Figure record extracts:
- - - - -

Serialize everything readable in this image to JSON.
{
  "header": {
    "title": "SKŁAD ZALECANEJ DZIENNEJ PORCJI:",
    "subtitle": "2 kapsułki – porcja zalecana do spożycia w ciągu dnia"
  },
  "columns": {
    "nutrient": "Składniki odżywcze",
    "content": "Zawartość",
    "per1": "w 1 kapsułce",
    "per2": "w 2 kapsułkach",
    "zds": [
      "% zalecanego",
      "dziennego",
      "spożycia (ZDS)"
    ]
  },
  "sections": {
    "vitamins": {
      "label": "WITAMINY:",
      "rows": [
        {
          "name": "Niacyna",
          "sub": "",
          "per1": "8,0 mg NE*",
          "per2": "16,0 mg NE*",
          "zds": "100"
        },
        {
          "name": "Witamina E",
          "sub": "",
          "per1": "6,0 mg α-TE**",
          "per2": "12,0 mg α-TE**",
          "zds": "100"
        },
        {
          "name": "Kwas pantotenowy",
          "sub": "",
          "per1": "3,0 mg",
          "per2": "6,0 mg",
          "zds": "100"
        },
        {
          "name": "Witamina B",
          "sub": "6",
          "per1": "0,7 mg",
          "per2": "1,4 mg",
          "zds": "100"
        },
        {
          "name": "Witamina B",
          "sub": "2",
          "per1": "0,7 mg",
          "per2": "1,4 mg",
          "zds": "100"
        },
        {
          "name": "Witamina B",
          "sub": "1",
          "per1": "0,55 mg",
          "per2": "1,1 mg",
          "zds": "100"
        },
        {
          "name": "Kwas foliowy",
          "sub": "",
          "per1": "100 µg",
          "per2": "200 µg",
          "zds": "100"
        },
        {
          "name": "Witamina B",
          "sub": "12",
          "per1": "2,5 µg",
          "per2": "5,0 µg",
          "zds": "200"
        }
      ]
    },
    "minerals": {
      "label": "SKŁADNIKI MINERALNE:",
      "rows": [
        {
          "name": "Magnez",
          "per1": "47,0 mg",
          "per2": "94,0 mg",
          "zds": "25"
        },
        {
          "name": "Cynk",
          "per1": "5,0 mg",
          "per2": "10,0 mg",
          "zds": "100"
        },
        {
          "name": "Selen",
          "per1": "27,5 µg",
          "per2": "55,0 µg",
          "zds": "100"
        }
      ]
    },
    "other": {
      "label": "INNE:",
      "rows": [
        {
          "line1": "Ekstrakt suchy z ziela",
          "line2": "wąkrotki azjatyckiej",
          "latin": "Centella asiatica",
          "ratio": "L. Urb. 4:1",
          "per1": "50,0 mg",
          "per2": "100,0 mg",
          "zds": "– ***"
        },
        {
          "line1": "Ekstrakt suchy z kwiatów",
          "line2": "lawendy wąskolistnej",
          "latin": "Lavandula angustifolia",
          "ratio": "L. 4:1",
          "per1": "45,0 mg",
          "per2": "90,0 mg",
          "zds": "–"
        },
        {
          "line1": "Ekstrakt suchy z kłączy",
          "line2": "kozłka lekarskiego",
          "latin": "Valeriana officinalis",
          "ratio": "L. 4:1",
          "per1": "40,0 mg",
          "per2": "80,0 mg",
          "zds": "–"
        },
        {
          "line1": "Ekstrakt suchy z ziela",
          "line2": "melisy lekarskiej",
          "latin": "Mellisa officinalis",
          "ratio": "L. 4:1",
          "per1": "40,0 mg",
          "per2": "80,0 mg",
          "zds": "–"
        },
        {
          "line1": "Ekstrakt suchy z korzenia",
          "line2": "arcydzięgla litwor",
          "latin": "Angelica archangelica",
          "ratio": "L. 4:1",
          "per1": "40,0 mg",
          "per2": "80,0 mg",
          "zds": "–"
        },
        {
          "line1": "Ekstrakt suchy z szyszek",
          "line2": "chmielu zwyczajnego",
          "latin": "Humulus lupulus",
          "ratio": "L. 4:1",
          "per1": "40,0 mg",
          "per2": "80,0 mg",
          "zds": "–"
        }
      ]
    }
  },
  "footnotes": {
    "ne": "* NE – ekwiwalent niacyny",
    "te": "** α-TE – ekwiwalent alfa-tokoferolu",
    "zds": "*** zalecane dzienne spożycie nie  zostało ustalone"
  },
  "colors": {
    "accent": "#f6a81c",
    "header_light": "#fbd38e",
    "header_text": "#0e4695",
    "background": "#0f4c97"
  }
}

- - - - -

Stated problem
All of the entries need to be reproduced exactly; please write them out.

Finished answer
Serialize everything readable in this image to JSON.
{
  "header": {
    "title": "SKŁAD ZALECANEJ DZIENNEJ PORCJI:",
    "subtitle": "2 kapsułki – porcja zalecana do spożycia w ciągu dnia"
  },
  "columns": {
    "nutrient": "Składniki odżywcze",
    "content": "Zawartość",
    "per1": "w 1 kapsułce",
    "per2": "w 2 kapsułkach",
    "zds": [
      "% zalecanego",
      "dziennego",
      "spożycia (ZDS)"
    ]
  },
  "sections": {
    "vitamins": {
      "label": "WITAMINY:",
      "rows": [
        {
          "name": "Niacyna",
          "sub": "",
          "per1": "8,0 mg NE*",
          "per2": "16,0 mg NE*",
          "zds": "100"
        },
        {
          "name": "Witamina E",
          "sub": "",
          "per1": "6,0 mg α-TE**",
          "per2": "12,0 mg α-TE**",
          "zds": "100"
        },
        {
          "name": "Kwas pantotenowy",
          "sub": "",
          "per1": "3,0 mg",
          "per2": "6,0 mg",
          "zds": "100"
        },
        {
          "name": "Witamina B",
          "sub": "6",
          "per1": "0,7 mg",
          "per2": "1,4 mg",
          "zds": "100"
        },
        {
          "name": "Witamina B",
          "sub": "2",
          "per1": "0,7 mg",
          "per2": "1,4 mg",
          "zds": "100"
        },
        {
          "name": "Witamina B",
          "sub": "1",
          "per1": "0,55 mg",
          "per2": "1,1 mg",
          "zds": "100"
        },
        {
          "name": "Kwas foliowy",
          "sub": "",
          "per1": "100 µg",
          "per2": "200 µg",
          "zds": "100"
        },
        {
          "name": "Witamina B",
          "sub": "12",
          "per1": "2,5 µg",
          "per2": "5,0 µg",
          "zds": "200"
        }
      ]
    },
    "minerals": {
      "label": "SKŁADNIKI MINERALNE:",
      "rows": [
        {
          "name": "Magnez",
          "per1": "47,0 mg",
          "per2": "94,0 mg",
          "zds": "25"
        },
        {
          "name": "Cynk",
          "per1": "5,0 mg",
          "per2": "10,0 mg",
          "zds": "100"
        },
        {
          "name": "Selen",
          "per1": "27,5 µg",
          "per2": "55,0 µg",
          "zds": "100"
        }
      ]
    },
    "other": {
      "label": "INNE:",
      "rows": [
        {
          "line1": "Ekstrakt suchy z ziela",
          "line2": "wąkrotki azjatyckiej",
          "latin": "Centella asiatica",
          "ratio": "L. Urb. 4:1",
          "per1": "50,0 mg",
          "per2": "100,0 mg",
          "zds": "– ***"
        },
        {
          "line1": "Ekstrakt suchy z kwiatów",
          "line2": "lawendy wąskolistnej",
          "latin": "Lavandula angustifolia",
          "ratio": "L. 4:1",
          "per1": "45,0 mg",
          "per2": "90,0 mg",
          "zds": "–"
        },
        {
          "line1": "Ekstrakt suchy z kłączy",
          "line2": "kozłka lekarskiego",
          "latin": "Valeriana officinalis",
          "ratio": "L. 4:1",
          "per1": "40,0 mg",
          "per2": "80,0 mg",
          "zds": "–"
        },
        {
          "line1": "Ekstrakt suchy z ziela",
          "line2": "melisy lekarskiej",
          "latin": "Mellisa officinalis",
          "ratio": "L. 4:1",
          "per1": "40,0 mg",
          "per2": "80,0 mg",
          "zds": "–"
        },
        {
          "line1": "Ekstrakt suchy z korzenia",
          "line2": "arcydzięgla litwor",
          "latin": "Angelica archangelica",
          "ratio": "L. 4:1",
          "per1": "40,0 mg",
          "per2": "80,0 mg",
          "zds": "–"
        },
        {
          "line1": "Ekstrakt suchy z szyszek",
          "line2": "chmielu zwyczajnego",
          "latin": "Humulus lupulus",
          "ratio": "L. 4:1",
          "per1": "40,0 mg",
          "per2": "80,0 mg",
          "zds": "–"
        }
      ]
    }
  },
  "footnotes": {
    "ne": "* NE – ekwiwalent niacyny",
    "te": "** α-TE – ekwiwalent alfa-tokoferolu",
    "zds": "*** zalecane dzienne spożycie nie  zostało ustalone"
  },
  "colors": {
    "accent": "#f6a81c",
    "header_light": "#fbd38e",
    "header_text": "#0e4695",
    "background": "#0f4c97"
  }
}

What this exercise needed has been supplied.